**Passage provided**.
§ §

During the period 1932-1936, while attending high school and the first two years at Long Island University, John sold newspapers in the evenings and worked first shining shoes and then as a grocery clerk on the weekends - activities which earned him $20-22 per week which at the time was sufficient to help sustain the family. Despite this extraordinary workload, he continued to be an honor student in high school and at Long Island University and at the same time was intensely interested and very active in amateur wrestling.

§ §

**Excerpted data**.
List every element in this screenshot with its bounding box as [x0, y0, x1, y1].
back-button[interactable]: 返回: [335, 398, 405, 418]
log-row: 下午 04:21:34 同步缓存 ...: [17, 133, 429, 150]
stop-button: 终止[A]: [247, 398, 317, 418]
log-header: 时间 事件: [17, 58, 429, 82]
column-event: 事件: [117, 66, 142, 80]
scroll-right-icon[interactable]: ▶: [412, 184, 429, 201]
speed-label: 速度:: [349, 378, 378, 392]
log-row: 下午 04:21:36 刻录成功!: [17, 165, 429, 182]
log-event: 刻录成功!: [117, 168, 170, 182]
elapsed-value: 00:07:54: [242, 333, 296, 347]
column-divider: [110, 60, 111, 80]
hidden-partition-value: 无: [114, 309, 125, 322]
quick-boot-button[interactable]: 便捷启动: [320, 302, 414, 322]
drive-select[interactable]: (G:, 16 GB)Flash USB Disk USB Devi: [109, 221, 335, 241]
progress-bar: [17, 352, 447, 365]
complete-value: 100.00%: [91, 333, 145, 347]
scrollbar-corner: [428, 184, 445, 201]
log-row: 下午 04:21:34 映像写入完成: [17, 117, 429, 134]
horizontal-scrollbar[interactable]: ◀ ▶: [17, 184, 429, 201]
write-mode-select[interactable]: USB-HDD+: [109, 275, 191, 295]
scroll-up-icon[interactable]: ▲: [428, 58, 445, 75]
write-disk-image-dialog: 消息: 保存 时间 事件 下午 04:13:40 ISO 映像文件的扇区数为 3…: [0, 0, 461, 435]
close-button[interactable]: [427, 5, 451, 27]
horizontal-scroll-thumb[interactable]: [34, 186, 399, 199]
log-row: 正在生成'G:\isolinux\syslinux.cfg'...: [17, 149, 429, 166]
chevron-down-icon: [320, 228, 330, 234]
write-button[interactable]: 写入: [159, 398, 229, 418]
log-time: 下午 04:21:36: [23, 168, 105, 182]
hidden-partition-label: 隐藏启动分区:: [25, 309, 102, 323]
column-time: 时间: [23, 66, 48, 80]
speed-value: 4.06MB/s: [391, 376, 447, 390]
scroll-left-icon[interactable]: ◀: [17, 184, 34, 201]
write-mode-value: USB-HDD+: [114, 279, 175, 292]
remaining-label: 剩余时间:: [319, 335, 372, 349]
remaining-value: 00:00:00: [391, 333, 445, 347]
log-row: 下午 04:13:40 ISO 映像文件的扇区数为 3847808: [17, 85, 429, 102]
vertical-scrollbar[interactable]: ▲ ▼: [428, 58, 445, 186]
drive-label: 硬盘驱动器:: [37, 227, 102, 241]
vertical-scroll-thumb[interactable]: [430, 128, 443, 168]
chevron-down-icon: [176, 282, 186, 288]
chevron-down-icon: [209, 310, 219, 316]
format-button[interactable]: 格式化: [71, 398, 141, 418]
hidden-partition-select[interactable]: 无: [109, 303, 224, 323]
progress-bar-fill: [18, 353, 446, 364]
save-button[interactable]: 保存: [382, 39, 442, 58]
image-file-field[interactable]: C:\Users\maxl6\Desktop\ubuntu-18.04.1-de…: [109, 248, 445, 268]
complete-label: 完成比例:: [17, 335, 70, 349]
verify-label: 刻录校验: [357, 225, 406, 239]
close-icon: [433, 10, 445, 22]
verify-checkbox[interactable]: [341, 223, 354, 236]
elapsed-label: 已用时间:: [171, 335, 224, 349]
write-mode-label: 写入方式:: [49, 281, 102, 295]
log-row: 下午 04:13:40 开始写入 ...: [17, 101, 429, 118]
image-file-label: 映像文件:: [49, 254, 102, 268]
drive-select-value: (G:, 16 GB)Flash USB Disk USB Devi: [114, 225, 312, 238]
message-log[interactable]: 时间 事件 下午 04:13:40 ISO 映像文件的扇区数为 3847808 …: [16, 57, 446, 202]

§ §

**To do**. Say whether each statement agrees with the passage about John's school years, answering yes or no and quoting the deciding words: (a) On weekends John shined shoes first and later worked as a grocery clerk. (b) His work brought in $30 per week. (c) The heavy workload ended his time as an honor student. The material is separate from the passage about John and does not relate to it.

**Task solution**.
(a) Yes: "worked first shining shoes and then as a grocery clerk on the weekends"
(b) No: "earned him $20-22 per week"
(c) No: "he continued to be an honor student in high school and at Long Island University"